Collection entries
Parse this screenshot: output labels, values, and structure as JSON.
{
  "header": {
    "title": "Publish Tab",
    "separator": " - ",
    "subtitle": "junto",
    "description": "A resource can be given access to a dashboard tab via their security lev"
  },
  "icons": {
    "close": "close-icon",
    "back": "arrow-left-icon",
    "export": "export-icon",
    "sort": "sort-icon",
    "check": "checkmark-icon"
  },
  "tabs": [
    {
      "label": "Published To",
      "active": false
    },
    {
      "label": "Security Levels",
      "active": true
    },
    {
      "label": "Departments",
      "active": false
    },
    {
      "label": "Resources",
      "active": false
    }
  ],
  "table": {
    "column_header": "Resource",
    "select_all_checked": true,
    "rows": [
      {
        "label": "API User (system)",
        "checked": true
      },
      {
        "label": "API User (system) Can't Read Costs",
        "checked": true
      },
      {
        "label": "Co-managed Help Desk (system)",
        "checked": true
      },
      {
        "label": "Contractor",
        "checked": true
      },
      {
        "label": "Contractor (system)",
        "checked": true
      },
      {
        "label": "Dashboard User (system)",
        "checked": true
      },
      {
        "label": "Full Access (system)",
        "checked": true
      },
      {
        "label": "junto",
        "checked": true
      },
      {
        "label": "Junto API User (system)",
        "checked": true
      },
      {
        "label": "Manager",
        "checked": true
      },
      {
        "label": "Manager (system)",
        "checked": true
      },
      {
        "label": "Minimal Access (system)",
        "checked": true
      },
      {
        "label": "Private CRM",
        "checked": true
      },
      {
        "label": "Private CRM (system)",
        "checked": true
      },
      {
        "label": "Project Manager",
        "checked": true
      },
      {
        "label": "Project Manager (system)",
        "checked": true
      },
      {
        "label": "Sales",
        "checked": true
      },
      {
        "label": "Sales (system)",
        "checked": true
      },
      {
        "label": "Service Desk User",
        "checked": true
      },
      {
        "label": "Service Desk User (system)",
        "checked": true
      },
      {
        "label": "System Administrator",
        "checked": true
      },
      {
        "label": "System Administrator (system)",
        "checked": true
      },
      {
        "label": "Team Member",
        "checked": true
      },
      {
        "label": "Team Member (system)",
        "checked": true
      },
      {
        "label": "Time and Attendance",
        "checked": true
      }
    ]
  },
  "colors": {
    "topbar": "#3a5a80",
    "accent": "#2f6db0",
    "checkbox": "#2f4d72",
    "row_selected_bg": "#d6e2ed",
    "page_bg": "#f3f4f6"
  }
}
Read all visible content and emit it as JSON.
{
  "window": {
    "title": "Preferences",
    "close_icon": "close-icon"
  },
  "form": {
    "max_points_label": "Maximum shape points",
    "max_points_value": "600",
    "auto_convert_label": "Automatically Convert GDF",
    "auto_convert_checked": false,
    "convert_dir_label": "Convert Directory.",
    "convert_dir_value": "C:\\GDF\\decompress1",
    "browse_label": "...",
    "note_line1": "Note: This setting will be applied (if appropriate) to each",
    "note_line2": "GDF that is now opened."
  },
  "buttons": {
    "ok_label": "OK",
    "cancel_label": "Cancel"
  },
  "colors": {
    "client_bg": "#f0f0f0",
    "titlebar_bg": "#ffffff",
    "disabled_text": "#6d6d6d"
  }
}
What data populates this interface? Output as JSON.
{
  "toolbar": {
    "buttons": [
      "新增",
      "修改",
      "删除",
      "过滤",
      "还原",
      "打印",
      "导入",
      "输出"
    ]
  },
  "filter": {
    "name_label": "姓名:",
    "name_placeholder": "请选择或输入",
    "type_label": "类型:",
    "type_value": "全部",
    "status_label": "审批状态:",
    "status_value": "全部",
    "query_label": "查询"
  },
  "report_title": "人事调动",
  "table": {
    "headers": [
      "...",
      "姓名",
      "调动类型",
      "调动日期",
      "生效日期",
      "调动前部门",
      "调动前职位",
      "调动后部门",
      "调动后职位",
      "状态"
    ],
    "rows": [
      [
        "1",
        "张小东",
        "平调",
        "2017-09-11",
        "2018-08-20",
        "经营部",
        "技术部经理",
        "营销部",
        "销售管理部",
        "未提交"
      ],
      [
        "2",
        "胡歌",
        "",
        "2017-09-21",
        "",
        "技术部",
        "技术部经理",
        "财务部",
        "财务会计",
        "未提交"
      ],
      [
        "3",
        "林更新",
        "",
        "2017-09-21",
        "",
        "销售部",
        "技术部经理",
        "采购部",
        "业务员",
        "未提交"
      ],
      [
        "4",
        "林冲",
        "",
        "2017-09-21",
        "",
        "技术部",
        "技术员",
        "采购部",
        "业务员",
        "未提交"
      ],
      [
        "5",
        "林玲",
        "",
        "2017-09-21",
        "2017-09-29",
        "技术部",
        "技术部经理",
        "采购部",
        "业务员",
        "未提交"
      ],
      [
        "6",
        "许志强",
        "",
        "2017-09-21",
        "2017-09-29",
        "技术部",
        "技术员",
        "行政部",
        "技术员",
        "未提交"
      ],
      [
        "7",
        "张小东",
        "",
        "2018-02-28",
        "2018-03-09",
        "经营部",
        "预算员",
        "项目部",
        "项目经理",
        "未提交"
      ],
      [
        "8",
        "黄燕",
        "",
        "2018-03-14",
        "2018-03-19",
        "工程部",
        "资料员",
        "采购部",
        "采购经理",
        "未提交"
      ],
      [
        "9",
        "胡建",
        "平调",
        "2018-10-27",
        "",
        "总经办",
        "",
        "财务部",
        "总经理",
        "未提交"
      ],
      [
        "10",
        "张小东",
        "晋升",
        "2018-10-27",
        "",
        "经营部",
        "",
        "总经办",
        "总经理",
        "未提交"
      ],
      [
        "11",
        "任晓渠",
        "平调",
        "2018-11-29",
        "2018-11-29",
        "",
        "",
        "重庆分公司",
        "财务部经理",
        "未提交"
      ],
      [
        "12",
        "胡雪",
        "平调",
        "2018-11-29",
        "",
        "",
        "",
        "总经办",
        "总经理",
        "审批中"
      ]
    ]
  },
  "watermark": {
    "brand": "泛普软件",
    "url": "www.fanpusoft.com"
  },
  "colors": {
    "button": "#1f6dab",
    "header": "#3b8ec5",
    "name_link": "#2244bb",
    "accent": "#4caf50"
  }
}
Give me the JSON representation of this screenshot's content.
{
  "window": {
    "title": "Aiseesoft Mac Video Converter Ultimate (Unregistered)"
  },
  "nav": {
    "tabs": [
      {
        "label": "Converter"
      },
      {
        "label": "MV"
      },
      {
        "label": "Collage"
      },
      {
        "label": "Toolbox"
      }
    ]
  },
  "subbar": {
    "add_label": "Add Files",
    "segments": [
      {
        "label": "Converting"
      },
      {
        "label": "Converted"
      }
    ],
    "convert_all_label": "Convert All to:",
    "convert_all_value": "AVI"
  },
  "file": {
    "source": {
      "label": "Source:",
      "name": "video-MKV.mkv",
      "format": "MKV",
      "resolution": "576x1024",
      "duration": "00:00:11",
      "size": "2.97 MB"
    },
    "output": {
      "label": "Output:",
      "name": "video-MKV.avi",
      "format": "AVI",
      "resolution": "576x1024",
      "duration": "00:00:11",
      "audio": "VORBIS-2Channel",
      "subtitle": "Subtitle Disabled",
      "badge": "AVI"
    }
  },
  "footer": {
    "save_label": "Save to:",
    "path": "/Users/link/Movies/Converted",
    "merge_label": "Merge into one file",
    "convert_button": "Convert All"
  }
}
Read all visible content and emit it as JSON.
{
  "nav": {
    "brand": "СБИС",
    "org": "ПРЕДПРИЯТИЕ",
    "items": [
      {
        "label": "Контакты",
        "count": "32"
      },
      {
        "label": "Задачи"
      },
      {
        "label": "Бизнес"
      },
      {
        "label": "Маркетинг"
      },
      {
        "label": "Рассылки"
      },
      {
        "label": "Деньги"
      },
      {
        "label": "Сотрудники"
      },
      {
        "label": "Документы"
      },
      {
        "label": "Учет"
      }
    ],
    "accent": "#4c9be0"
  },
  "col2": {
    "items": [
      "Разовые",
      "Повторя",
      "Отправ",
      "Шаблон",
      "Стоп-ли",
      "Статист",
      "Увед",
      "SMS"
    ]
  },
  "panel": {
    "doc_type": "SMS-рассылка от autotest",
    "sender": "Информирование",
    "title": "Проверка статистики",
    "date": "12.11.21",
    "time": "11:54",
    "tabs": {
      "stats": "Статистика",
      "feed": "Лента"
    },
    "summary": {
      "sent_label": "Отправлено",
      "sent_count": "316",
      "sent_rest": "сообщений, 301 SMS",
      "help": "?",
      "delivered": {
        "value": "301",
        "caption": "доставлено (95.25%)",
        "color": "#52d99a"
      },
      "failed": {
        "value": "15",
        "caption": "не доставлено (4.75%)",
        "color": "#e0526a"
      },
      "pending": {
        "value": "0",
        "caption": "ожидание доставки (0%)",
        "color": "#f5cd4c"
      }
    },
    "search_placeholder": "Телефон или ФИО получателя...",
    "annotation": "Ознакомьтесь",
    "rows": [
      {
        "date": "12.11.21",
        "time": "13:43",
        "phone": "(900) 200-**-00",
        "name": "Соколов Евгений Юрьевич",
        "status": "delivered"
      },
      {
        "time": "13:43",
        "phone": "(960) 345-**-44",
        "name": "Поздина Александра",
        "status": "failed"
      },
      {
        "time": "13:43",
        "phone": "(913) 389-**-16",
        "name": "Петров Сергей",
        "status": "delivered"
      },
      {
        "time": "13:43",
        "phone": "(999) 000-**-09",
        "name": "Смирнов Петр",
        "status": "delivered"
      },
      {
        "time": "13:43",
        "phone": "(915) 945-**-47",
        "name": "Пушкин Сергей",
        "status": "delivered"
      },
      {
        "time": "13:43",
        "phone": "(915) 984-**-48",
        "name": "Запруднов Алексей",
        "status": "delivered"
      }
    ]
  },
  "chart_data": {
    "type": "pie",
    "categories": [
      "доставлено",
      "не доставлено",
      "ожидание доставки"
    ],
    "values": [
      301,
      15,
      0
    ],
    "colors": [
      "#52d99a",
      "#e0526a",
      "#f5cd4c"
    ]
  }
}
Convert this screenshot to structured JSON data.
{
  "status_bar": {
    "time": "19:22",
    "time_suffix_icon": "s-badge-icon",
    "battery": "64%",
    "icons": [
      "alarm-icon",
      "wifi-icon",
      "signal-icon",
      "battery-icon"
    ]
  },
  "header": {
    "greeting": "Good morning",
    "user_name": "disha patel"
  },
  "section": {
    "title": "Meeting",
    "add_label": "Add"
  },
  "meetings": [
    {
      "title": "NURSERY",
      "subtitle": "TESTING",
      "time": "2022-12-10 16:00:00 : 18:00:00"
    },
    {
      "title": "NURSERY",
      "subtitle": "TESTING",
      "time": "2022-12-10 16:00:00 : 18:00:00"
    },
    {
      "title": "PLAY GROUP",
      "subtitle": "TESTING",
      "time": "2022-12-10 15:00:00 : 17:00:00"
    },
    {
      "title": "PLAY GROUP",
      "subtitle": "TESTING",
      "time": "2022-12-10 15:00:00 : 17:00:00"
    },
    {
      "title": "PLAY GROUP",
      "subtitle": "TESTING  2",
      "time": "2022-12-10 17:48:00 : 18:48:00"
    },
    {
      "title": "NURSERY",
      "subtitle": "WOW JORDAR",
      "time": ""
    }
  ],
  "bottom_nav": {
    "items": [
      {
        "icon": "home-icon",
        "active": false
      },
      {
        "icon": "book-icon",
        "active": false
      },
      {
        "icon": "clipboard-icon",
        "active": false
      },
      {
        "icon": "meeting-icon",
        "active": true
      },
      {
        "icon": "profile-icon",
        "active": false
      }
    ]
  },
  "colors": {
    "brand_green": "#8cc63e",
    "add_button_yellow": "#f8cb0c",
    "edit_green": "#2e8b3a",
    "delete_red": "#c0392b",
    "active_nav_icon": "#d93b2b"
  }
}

### WHAT TO WORK ON
Only the number should be given: how many lines of the data contain the word "Contractor"?

### REPLY
2